● Excerpt

As an added touch of irony, the valley never quite became an agricultural cornucopia. The sad lesson learned here is that water and soil conditions cannot completely be altered by massive log and bog removal efforts.
“The soil does not drain well,” said Charles McQueen, a fifth generation Shady Valley resident. “Almost anywhere you go in here, two feet or not more than three feet down, you get into a soil that’s like clay. If you roll up a ball of it wet and lay it out, it gets just as hard as a brick. Water will not drain through it.”
In the beginning
Shady Valley is a rare remnant of the last Ice Age. While it is not generally believed that any glacier came this far south, certainly temperatures were very cold throughout this region for many years. Northern plant species with an instinct for survival seeded themselves and grew just a couple steps ahead of the glacier, and when the climate began to warm again they remained alive and well only in higher, cooler elevations. There is some speculation that when the ice receded, plants from this region went with it and reforested Canada.
The 40,000-acre watershed that feeds the valley produced a mosaic of sphagnum and peat bogs interlaced among white pine, red spruce, balsam fir and hemlock forests. A wide spectrum of unusual bird species frequented the valley and bog turtles at one time were plentiful.
The settlers were astonished when they arrived here, and wrote enthusiastically of 10,000 acres of cranberries, a story nobody buys. “I would probably have a difference with that,” McQueen said. “I think at the most there were a thousand or two acres with cranberries growing.”
Also out of the early European settlements came the name “cranberry.” Allegedly the shape of the flower, a pretty little thing with reproductive parts that suggest a beak pointed downward, combine with petals that fold back slightly, suggesting a head. The pioneers were reminded of the cranes back in Europe and it took only a few generations for craneberries to be contracted to cranberries.
The Nature Conservancy
The Jesse & Nelle Jenkins Bog was donated to the state in 1978, the first wetland in the valley to fall into the hands of the Nature Conservancy. This was a tiny parcel, not more than about two-tenths of an acre, and very little has actually been accomplished at this site in terms of cranberry restoration. An attractively hand-painted roadside sign indicates its location and, next to that, a firmly padlocked gate prohibits curiosity seekers from trampling what few small plants might persevere.
This bog is too shady, the volunteers say, and in too close proximity to a cattle pasture that supplies too many nutrients to the cranberries’ competitors. A cranberry is a vine, not one to grow very tall—its tendency is to crawl across the ground shooting runners into any available soil—and constant vigilance is needed to support the cranberry’s cause in this setting.
During the ‘90s the majority of the wetland restoration sites were acquired and McQueen became the Nature Conservancy’s resident volunteer coordinator. To the best of his recollection, the 90-acre Orchard Bog was bought in ‘96, the 65-acre Quarry Bog and the 9.5-acre Schoolyard Bog in ’99, and a boardwalk was erected around the Schoolyard Bog in 2001.

● Exercise
Carry the article on Shady Valley's cranberry bogs forward from its last sentence, writing the next part.

Saved data:
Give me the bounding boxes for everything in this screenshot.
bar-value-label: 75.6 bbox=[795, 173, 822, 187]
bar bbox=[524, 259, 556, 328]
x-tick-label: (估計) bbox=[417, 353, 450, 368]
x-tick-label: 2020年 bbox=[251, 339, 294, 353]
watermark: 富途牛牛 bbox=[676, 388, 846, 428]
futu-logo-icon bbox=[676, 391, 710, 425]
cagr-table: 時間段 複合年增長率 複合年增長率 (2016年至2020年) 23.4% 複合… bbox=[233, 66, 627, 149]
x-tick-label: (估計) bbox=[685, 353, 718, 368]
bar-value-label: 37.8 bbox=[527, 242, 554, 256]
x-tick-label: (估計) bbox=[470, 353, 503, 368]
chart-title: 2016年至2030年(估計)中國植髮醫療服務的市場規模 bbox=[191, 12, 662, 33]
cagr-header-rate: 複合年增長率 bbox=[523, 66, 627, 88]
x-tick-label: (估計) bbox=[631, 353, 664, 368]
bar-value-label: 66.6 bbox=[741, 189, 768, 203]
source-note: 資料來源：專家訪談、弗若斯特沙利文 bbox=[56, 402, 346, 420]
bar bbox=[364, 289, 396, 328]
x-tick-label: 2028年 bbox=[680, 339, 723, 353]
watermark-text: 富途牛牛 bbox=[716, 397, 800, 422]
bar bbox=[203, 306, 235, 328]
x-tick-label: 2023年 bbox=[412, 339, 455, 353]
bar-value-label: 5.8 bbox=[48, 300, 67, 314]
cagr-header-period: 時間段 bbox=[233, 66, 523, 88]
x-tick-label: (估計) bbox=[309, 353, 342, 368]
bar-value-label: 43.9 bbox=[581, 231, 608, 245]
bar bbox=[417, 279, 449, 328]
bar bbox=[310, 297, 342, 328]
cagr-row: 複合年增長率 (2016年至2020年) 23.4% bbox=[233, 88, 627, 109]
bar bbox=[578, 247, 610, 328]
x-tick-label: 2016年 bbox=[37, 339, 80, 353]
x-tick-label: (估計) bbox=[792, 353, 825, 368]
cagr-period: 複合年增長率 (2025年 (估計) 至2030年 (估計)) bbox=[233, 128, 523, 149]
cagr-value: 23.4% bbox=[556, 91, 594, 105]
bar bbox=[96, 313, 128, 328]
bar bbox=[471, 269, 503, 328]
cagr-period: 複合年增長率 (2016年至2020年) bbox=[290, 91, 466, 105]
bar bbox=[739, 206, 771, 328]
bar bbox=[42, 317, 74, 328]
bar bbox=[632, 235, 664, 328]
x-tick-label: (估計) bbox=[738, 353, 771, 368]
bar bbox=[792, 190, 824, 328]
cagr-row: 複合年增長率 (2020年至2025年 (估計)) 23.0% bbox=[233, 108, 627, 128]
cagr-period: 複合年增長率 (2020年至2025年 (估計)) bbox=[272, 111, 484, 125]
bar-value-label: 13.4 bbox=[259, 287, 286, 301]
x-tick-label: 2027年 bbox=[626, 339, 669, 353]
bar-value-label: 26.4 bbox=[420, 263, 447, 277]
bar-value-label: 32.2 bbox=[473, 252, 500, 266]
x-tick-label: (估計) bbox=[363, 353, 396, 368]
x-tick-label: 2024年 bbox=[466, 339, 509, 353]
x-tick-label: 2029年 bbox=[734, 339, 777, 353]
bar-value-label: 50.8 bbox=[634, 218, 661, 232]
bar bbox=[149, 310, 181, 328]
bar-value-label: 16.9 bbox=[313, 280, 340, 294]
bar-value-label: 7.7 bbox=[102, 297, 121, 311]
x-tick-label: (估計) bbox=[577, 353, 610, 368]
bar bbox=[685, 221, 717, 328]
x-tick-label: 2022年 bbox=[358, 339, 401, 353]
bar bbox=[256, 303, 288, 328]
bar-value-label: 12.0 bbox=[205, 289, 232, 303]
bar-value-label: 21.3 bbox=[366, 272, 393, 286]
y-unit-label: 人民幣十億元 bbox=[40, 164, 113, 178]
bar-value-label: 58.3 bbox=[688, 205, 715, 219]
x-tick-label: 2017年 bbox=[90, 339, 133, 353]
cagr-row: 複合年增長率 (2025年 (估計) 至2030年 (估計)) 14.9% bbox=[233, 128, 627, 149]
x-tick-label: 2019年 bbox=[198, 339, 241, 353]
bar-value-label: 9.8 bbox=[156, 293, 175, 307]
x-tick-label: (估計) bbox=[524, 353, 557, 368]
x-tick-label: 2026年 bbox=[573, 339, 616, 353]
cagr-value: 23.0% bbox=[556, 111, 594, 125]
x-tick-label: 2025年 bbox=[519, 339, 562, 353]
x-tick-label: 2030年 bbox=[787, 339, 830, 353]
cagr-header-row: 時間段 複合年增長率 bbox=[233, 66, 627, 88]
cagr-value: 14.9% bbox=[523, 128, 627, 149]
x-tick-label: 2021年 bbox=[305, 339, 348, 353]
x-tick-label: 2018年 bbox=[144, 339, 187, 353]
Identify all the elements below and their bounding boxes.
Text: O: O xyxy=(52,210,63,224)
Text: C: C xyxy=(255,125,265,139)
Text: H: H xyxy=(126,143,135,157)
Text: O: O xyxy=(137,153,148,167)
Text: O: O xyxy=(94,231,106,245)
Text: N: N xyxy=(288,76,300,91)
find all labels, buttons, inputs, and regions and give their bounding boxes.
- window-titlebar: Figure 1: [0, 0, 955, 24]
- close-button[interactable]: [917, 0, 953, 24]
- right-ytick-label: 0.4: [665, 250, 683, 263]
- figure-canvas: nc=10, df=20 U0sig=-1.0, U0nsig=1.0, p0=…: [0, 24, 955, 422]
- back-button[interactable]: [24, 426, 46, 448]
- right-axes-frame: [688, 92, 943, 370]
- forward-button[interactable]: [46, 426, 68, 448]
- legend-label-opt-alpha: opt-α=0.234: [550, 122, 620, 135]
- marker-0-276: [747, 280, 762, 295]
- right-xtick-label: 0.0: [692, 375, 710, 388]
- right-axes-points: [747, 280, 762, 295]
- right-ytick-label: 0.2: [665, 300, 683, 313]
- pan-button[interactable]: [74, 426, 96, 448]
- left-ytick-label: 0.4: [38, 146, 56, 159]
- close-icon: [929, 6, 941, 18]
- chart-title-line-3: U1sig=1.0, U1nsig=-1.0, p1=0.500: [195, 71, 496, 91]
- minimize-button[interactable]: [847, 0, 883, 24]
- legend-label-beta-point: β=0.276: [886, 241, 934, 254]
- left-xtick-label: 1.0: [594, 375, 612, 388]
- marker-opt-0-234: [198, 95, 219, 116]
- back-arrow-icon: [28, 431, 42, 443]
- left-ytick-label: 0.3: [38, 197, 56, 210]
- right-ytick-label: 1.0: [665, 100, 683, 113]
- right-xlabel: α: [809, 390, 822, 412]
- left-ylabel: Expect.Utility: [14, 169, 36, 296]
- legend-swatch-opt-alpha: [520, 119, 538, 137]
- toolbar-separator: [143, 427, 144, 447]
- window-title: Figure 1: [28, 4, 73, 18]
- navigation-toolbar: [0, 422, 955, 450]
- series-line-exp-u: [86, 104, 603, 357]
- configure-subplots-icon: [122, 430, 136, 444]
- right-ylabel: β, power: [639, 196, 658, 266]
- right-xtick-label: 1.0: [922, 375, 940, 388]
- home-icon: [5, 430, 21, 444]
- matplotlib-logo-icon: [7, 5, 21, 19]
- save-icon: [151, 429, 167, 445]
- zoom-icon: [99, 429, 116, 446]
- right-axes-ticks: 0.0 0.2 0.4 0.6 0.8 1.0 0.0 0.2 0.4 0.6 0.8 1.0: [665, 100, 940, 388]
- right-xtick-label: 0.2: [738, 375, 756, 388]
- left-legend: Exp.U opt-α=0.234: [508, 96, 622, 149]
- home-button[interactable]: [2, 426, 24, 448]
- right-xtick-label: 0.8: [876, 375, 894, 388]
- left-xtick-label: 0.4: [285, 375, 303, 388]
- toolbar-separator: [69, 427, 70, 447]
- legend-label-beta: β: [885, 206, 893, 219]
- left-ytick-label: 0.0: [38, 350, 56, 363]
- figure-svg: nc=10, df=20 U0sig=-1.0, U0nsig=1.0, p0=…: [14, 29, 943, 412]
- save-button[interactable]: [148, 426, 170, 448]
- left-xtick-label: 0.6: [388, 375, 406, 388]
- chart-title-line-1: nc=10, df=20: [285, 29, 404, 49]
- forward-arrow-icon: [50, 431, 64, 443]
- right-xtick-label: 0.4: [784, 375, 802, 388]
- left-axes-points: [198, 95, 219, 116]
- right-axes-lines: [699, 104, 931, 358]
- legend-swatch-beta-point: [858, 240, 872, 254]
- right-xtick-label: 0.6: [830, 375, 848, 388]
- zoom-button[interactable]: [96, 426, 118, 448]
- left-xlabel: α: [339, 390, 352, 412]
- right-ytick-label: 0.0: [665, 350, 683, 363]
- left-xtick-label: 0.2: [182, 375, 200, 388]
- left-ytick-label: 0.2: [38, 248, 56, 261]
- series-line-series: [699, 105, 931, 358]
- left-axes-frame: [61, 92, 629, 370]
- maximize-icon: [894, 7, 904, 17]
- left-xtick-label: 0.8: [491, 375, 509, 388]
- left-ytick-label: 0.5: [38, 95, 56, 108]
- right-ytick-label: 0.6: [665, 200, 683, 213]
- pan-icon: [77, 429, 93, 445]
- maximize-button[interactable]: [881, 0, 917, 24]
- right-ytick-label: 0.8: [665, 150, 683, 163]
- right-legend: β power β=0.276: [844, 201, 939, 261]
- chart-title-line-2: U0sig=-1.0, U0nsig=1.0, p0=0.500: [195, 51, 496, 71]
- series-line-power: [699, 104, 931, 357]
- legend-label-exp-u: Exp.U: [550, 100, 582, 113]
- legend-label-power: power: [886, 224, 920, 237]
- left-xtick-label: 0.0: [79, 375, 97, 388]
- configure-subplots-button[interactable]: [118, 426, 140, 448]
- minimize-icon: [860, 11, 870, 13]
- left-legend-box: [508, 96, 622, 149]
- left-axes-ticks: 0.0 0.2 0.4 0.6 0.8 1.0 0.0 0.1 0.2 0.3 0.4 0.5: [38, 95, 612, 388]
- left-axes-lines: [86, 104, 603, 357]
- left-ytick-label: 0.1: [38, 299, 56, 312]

● Written answer
The Schoolyard Bog is a visible display of what goes on in subterranean strata throughout the valley. Artesian springs bubble up everywhere, sending up continuous rings that pinpoint their source and then widen until they lap up against each other and against the reedy rushes growing in and around the bog.
“The springs periodically change places and they’re scattered all through this area,” McQueen said. “This is the only site left in the valley and they’re disappearing.”
He said the private owners who had the land during the Army Corps of Engineers intervention in the ‘60s had the presence of mind to build a small earthen dam between this bog and the site of the drainage efforts. “Had they not done that most likely these springs would have been eroded out to nothing,” he said.
All this constant bubbling and gurgling is integral to the inner workings of the cranberry habitat that, in fact, is not technically a bog. The term “bog” implies stagnant water and what a cranberry requires is more accurately known as a “fen”—a constant supply of ever-moving, constantly cycling fresh water, of the type that can only be supplied by a vast network of underground springs.
The sunny, wide-open Orchard Bog is where the most recent surge of cranberry cultivation has taken place, with something in the neighborhood of 1,000 young cuttings planted in the field over the last few years. The cuttings came from a nursery maintained by the local Ruritan Club. “They’re not part of the Conservancy,” said McQueen, “but we encourage them and help them get small grants. They’re interested in seeing the restoration work done.”
The Nature Conservancy is also replanting the hemlocks and white pines that once provided the shade in Shady Valley. The goal is to return this landscape to its original state before havoc was wreaked.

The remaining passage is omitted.